WHAT IS BEING ASKED:
Reproduce each of the following rows, substituting "plot-marker" for every occurrence of "data-point" and leaving everything else unchanged.

━━ SUPPLIED ENTRIES ━━

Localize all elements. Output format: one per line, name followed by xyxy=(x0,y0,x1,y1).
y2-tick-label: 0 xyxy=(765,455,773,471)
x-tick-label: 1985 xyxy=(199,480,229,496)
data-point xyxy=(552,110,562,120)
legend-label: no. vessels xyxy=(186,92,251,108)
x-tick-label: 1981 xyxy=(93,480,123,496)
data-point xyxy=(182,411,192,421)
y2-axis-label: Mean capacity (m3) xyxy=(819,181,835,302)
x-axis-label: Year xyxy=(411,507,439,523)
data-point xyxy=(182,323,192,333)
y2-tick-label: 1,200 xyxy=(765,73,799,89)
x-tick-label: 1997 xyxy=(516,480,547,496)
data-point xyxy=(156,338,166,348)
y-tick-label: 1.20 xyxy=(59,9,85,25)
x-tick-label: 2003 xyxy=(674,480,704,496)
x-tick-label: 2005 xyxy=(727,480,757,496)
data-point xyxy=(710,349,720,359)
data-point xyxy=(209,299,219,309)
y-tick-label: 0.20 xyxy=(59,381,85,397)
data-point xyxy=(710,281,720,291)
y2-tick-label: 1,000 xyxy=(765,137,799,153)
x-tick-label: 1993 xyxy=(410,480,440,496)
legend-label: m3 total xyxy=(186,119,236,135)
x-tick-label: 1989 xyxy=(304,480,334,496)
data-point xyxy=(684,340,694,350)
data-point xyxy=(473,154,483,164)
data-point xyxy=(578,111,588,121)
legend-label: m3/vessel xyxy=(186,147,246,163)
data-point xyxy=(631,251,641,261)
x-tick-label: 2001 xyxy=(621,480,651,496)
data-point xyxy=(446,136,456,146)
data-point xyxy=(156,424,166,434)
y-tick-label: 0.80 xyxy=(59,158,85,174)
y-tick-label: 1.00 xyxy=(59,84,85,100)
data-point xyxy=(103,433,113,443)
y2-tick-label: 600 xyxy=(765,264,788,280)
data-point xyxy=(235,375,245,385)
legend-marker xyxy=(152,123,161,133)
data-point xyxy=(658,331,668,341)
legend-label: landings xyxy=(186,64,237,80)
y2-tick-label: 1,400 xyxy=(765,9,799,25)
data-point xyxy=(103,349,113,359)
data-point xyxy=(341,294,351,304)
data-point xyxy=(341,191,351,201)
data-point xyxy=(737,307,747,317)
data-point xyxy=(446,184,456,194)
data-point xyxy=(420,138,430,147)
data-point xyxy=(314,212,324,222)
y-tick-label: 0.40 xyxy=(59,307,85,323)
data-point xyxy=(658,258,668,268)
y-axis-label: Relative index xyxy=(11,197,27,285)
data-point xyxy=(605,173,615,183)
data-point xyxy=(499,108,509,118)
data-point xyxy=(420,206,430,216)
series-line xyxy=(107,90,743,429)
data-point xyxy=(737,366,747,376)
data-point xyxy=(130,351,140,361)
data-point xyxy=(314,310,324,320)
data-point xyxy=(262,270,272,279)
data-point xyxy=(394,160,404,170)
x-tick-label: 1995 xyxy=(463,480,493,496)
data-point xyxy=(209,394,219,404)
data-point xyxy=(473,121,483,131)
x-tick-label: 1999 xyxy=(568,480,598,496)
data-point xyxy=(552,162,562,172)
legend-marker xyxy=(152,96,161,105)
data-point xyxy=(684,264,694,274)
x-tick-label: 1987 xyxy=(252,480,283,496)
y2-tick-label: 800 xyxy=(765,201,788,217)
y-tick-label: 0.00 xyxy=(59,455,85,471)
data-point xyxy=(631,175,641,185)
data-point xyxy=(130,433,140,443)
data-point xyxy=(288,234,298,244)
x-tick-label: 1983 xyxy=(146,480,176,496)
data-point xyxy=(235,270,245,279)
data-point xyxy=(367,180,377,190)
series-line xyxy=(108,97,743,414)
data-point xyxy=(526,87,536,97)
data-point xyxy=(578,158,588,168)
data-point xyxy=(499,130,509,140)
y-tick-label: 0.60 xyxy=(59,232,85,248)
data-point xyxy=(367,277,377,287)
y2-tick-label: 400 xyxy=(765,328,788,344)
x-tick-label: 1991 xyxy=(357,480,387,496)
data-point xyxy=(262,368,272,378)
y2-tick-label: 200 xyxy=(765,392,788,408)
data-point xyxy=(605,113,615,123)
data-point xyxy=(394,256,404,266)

━━━

SOLUTION:
Localize all elements. Output format: one per line, name followed by xyxy=(x0,y0,x1,y1).
y2-tick-label: 0 xyxy=(765,455,773,471)
x-tick-label: 1985 xyxy=(199,480,229,496)
plot-marker xyxy=(552,110,562,120)
legend-label: no. vessels xyxy=(186,92,251,108)
x-tick-label: 1981 xyxy=(93,480,123,496)
plot-marker xyxy=(182,411,192,421)
y2-axis-label: Mean capacity (m3) xyxy=(819,181,835,302)
x-axis-label: Year xyxy=(411,507,439,523)
plot-marker xyxy=(182,323,192,333)
y2-tick-label: 1,200 xyxy=(765,73,799,89)
x-tick-label: 1997 xyxy=(516,480,547,496)
plot-marker xyxy=(156,338,166,348)
y-tick-label: 1.20 xyxy=(59,9,85,25)
x-tick-label: 2003 xyxy=(674,480,704,496)
x-tick-label: 2005 xyxy=(727,480,757,496)
plot-marker xyxy=(710,349,720,359)
plot-marker xyxy=(209,299,219,309)
y-tick-label: 0.20 xyxy=(59,381,85,397)
plot-marker xyxy=(710,281,720,291)
y2-tick-label: 1,000 xyxy=(765,137,799,153)
x-tick-label: 1993 xyxy=(410,480,440,496)
legend-label: m3 total xyxy=(186,119,236,135)
x-tick-label: 1989 xyxy=(304,480,334,496)
plot-marker xyxy=(684,340,694,350)
plot-marker xyxy=(473,154,483,164)
plot-marker xyxy=(578,111,588,121)
legend-label: m3/vessel xyxy=(186,147,246,163)
plot-marker xyxy=(631,251,641,261)
x-tick-label: 2001 xyxy=(621,480,651,496)
plot-marker xyxy=(446,136,456,146)
plot-marker xyxy=(156,424,166,434)
y-tick-label: 0.80 xyxy=(59,158,85,174)
y-tick-label: 1.00 xyxy=(59,84,85,100)
plot-marker xyxy=(103,433,113,443)
y2-tick-label: 600 xyxy=(765,264,788,280)
plot-marker xyxy=(235,375,245,385)
legend-marker xyxy=(152,123,161,133)
plot-marker xyxy=(658,331,668,341)
legend-label: landings xyxy=(186,64,237,80)
y2-tick-label: 1,400 xyxy=(765,9,799,25)
plot-marker xyxy=(103,349,113,359)
plot-marker xyxy=(341,294,351,304)
plot-marker xyxy=(341,191,351,201)
plot-marker xyxy=(737,307,747,317)
plot-marker xyxy=(446,184,456,194)
plot-marker xyxy=(420,138,430,147)
plot-marker xyxy=(314,212,324,222)
y-tick-label: 0.40 xyxy=(59,307,85,323)
plot-marker xyxy=(658,258,668,268)
y-axis-label: Relative index xyxy=(11,197,27,285)
plot-marker xyxy=(605,173,615,183)
plot-marker xyxy=(499,108,509,118)
plot-marker xyxy=(420,206,430,216)
series-line xyxy=(107,90,743,429)
plot-marker xyxy=(737,366,747,376)
plot-marker xyxy=(130,351,140,361)
plot-marker xyxy=(314,310,324,320)
plot-marker xyxy=(262,270,272,279)
plot-marker xyxy=(394,160,404,170)
x-tick-label: 1995 xyxy=(463,480,493,496)
plot-marker xyxy=(209,394,219,404)
plot-marker xyxy=(473,121,483,131)
x-tick-label: 1999 xyxy=(568,480,598,496)
plot-marker xyxy=(552,162,562,172)
legend-marker xyxy=(152,96,161,105)
plot-marker xyxy=(684,264,694,274)
x-tick-label: 1987 xyxy=(252,480,283,496)
y2-tick-label: 800 xyxy=(765,201,788,217)
y-tick-label: 0.00 xyxy=(59,455,85,471)
plot-marker xyxy=(631,175,641,185)
plot-marker xyxy=(130,433,140,443)
plot-marker xyxy=(288,234,298,244)
x-tick-label: 1983 xyxy=(146,480,176,496)
plot-marker xyxy=(235,270,245,279)
plot-marker xyxy=(367,180,377,190)
series-line xyxy=(108,97,743,414)
plot-marker xyxy=(526,87,536,97)
plot-marker xyxy=(578,158,588,168)
plot-marker xyxy=(499,130,509,140)
y-tick-label: 0.60 xyxy=(59,232,85,248)
plot-marker xyxy=(367,277,377,287)
y2-tick-label: 400 xyxy=(765,328,788,344)
x-tick-label: 1991 xyxy=(357,480,387,496)
plot-marker xyxy=(262,368,272,378)
y2-tick-label: 200 xyxy=(765,392,788,408)
plot-marker xyxy=(605,113,615,123)
plot-marker xyxy=(394,256,404,266)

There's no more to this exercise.